#### Set task
Count how many lines hold the word "Response" and give that number as the whole answer.

___ Extracted information ___

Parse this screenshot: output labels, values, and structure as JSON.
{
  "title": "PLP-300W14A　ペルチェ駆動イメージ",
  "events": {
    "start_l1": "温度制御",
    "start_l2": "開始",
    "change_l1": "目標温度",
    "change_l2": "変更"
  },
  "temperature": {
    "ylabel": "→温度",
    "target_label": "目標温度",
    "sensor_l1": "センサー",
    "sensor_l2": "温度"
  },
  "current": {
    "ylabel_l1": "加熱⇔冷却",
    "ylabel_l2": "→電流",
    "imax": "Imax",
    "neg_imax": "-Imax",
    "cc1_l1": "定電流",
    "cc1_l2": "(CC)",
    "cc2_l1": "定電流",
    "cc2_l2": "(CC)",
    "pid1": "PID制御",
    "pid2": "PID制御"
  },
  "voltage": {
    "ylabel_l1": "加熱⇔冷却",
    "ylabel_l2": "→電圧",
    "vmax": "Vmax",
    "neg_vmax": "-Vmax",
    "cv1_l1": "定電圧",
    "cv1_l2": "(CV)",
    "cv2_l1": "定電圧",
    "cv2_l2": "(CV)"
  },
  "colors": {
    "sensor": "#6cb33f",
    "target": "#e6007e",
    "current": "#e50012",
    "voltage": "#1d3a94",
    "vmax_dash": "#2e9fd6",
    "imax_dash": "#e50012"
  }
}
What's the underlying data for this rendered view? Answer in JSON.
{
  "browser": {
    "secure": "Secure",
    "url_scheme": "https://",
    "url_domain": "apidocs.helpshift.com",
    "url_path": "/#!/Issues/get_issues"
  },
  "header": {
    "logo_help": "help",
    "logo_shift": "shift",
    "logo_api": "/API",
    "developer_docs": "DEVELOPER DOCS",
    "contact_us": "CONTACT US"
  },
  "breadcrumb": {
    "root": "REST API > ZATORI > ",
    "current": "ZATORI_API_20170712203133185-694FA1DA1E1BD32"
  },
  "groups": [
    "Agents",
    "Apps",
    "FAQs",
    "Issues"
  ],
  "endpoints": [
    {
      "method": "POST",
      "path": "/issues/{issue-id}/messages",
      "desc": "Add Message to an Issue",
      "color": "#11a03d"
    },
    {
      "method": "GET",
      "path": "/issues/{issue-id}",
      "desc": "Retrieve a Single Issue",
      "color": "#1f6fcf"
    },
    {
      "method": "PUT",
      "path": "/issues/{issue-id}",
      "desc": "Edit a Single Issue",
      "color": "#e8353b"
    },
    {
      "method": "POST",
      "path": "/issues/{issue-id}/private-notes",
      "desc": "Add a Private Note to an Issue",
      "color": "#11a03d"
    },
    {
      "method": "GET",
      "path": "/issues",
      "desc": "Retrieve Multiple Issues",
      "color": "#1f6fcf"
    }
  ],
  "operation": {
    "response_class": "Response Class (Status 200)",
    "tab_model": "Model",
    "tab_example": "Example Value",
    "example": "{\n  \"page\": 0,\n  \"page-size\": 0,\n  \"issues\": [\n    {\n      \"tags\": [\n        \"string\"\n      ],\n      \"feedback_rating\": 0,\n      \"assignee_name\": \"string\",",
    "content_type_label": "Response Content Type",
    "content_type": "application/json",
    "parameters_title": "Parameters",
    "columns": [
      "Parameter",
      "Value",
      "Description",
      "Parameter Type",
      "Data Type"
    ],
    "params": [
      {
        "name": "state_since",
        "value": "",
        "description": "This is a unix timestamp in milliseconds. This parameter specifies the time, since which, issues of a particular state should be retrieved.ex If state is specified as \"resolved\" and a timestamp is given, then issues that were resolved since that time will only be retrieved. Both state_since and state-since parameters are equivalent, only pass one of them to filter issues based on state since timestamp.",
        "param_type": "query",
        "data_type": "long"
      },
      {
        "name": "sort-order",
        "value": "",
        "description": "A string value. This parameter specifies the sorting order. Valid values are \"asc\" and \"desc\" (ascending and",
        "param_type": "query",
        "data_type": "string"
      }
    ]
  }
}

___

#### Solved problem
2